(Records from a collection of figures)
○ ○ ○
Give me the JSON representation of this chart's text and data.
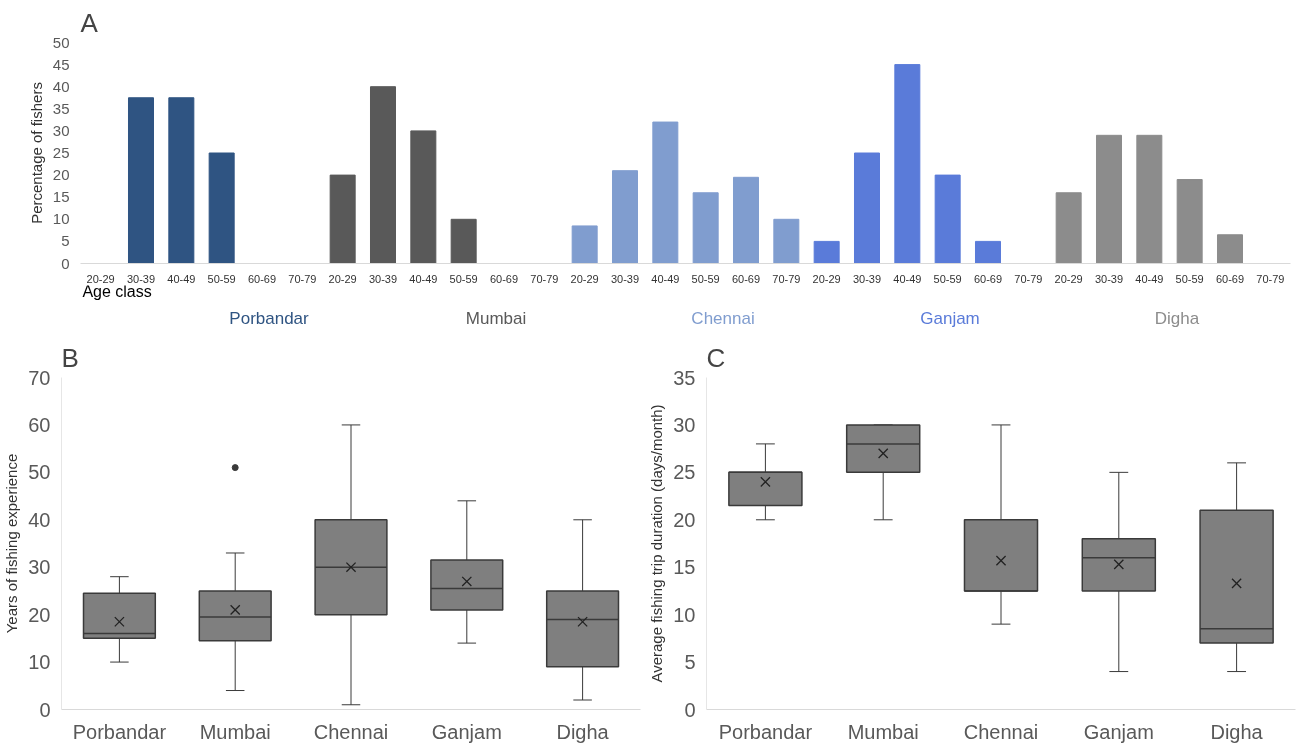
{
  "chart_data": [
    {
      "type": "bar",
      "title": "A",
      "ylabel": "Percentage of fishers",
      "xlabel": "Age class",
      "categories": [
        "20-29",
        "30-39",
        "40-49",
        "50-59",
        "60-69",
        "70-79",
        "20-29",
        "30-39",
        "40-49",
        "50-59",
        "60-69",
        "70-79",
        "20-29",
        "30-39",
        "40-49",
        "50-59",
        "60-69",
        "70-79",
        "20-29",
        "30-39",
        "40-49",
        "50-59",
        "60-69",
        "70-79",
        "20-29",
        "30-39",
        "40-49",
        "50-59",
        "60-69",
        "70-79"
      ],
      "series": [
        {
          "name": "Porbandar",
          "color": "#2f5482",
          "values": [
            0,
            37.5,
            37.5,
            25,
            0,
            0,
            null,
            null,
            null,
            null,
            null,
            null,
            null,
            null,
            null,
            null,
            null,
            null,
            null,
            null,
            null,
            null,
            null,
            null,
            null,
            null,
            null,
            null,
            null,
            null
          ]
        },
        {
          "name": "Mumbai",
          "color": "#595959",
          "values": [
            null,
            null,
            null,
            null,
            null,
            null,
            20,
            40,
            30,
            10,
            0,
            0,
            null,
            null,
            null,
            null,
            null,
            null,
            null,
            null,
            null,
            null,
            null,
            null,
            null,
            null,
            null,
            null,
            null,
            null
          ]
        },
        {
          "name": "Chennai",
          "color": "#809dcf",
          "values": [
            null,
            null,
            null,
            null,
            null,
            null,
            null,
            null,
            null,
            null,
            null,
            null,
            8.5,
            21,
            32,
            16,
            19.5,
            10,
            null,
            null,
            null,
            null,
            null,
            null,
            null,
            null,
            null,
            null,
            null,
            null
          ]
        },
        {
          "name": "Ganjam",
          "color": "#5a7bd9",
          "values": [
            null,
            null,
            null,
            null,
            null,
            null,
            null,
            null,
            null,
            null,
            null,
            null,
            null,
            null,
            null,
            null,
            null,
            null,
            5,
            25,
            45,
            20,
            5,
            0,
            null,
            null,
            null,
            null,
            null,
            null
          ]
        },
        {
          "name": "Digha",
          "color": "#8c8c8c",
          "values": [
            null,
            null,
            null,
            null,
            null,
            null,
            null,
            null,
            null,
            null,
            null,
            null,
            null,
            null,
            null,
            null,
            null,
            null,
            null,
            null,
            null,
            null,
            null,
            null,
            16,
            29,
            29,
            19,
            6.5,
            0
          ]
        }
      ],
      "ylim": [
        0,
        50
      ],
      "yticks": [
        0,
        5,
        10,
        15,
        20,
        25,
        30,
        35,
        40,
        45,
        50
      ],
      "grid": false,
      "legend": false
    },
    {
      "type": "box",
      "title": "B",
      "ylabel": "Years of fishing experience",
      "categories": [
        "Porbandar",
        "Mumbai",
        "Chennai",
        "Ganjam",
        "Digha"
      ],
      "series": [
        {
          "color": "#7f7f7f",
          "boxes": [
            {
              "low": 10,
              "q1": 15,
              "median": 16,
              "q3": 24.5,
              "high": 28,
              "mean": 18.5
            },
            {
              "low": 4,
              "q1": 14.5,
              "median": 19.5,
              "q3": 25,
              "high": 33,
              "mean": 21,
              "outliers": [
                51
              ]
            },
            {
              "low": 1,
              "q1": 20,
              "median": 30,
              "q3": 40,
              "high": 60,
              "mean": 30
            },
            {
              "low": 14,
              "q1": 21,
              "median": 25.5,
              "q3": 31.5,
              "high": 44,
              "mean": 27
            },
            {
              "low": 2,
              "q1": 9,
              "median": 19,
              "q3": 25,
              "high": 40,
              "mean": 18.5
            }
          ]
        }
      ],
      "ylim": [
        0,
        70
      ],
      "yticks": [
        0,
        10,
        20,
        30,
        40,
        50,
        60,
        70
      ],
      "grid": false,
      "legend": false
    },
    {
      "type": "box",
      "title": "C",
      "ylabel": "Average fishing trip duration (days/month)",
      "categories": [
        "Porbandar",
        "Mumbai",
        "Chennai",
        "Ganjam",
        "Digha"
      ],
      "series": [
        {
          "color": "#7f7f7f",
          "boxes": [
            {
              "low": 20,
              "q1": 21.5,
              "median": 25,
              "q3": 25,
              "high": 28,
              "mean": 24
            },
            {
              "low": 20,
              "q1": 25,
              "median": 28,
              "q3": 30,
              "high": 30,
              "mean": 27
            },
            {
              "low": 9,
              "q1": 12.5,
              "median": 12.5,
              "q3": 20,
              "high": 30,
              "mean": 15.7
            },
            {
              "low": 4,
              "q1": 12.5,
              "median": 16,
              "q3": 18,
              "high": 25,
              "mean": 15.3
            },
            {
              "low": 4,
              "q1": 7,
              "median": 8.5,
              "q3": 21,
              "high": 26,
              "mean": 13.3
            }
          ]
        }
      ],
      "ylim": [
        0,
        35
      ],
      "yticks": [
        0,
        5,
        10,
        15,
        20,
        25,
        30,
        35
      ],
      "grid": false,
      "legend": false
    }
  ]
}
○ ○ ○
→ **Prompt**: Could you repeat all of the material exactly? Pictures should not be copied.

→ **Written solution**:
Give me the JSON representation of this chart's text and data.
{
  "chart_data": [
    {
      "type": "bar",
      "title": "A",
      "ylabel": "Percentage of fishers",
      "xlabel": "Age class",
      "categories": [
        "20-29",
        "30-39",
        "40-49",
        "50-59",
        "60-69",
        "70-79",
        "20-29",
        "30-39",
        "40-49",
        "50-59",
        "60-69",
        "70-79",
        "20-29",
        "30-39",
        "40-49",
        "50-59",
        "60-69",
        "70-79",
        "20-29",
        "30-39",
        "40-49",
        "50-59",
        "60-69",
        "70-79",
        "20-29",
        "30-39",
        "40-49",
        "50-59",
        "60-69",
        "70-79"
      ],
      "series": [
        {
          "name": "Porbandar",
          "color": "#2f5482",
          "values": [
            0,
            37.5,
            37.5,
            25,
            0,
            0,
            null,
            null,
            null,
            null,
            null,
            null,
            null,
            null,
            null,
            null,
            null,
            null,
            null,
            null,
            null,
            null,
            null,
            null,
            null,
            null,
            null,
            null,
            null,
            null
          ]
        },
        {
          "name": "Mumbai",
          "color": "#595959",
          "values": [
            null,
            null,
            null,
            null,
            null,
            null,
            20,
            40,
            30,
            10,
            0,
            0,
            null,
            null,
            null,
            null,
            null,
            null,
            null,
            null,
            null,
            null,
            null,
            null,
            null,
            null,
            null,
            null,
            null,
            null
          ]
        },
        {
          "name": "Chennai",
          "color": "#809dcf",
          "values": [
            null,
            null,
            null,
            null,
            null,
            null,
            null,
            null,
            null,
            null,
            null,
            null,
            8.5,
            21,
            32,
            16,
            19.5,
            10,
            null,
            null,
            null,
            null,
            null,
            null,
            null,
            null,
            null,
            null,
            null,
            null
          ]
        },
        {
          "name": "Ganjam",
          "color": "#5a7bd9",
          "values": [
            null,
            null,
            null,
            null,
            null,
            null,
            null,
            null,
            null,
            null,
            null,
            null,
            null,
            null,
            null,
            null,
            null,
            null,
            5,
            25,
            45,
            20,
            5,
            0,
            null,
            null,
            null,
            null,
            null,
            null
          ]
        },
        {
          "name": "Digha",
          "color": "#8c8c8c",
          "values": [
            null,
            null,
            null,
            null,
            null,
            null,
            null,
            null,
            null,
            null,
            null,
            null,
            null,
            null,
            null,
            null,
            null,
            null,
            null,
            null,
            null,
            null,
            null,
            null,
            16,
            29,
            29,
            19,
            6.5,
            0
          ]
        }
      ],
      "ylim": [
        0,
        50
      ],
      "yticks": [
        0,
        5,
        10,
        15,
        20,
        25,
        30,
        35,
        40,
        45,
        50
      ],
      "grid": false,
      "legend": false
    },
    {
      "type": "box",
      "title": "B",
      "ylabel": "Years of fishing experience",
      "categories": [
        "Porbandar",
        "Mumbai",
        "Chennai",
        "Ganjam",
        "Digha"
      ],
      "series": [
        {
          "color": "#7f7f7f",
          "boxes": [
            {
              "low": 10,
              "q1": 15,
              "median": 16,
              "q3": 24.5,
              "high": 28,
              "mean": 18.5
            },
            {
              "low": 4,
              "q1": 14.5,
              "median": 19.5,
              "q3": 25,
              "high": 33,
              "mean": 21,
              "outliers": [
                51
              ]
            },
            {
              "low": 1,
              "q1": 20,
              "median": 30,
              "q3": 40,
              "high": 60,
              "mean": 30
            },
            {
              "low": 14,
              "q1": 21,
              "median": 25.5,
              "q3": 31.5,
              "high": 44,
              "mean": 27
            },
            {
              "low": 2,
              "q1": 9,
              "median": 19,
              "q3": 25,
              "high": 40,
              "mean": 18.5
            }
          ]
        }
      ],
      "ylim": [
        0,
        70
      ],
      "yticks": [
        0,
        10,
        20,
        30,
        40,
        50,
        60,
        70
      ],
      "grid": false,
      "legend": false
    },
    {
      "type": "box",
      "title": "C",
      "ylabel": "Average fishing trip duration (days/month)",
      "categories": [
        "Porbandar",
        "Mumbai",
        "Chennai",
        "Ganjam",
        "Digha"
      ],
      "series": [
        {
          "color": "#7f7f7f",
          "boxes": [
            {
              "low": 20,
              "q1": 21.5,
              "median": 25,
              "q3": 25,
              "high": 28,
              "mean": 24
            },
            {
              "low": 20,
              "q1": 25,
              "median": 28,
              "q3": 30,
              "high": 30,
              "mean": 27
            },
            {
              "low": 9,
              "q1": 12.5,
              "median": 12.5,
              "q3": 20,
              "high": 30,
              "mean": 15.7
            },
            {
              "low": 4,
              "q1": 12.5,
              "median": 16,
              "q3": 18,
              "high": 25,
              "mean": 15.3
            },
            {
              "low": 4,
              "q1": 7,
              "median": 8.5,
              "q3": 21,
              "high": 26,
              "mean": 13.3
            }
          ]
        }
      ],
      "ylim": [
        0,
        35
      ],
      "yticks": [
        0,
        5,
        10,
        15,
        20,
        25,
        30,
        35
      ],
      "grid": false,
      "legend": false
    }
  ]
}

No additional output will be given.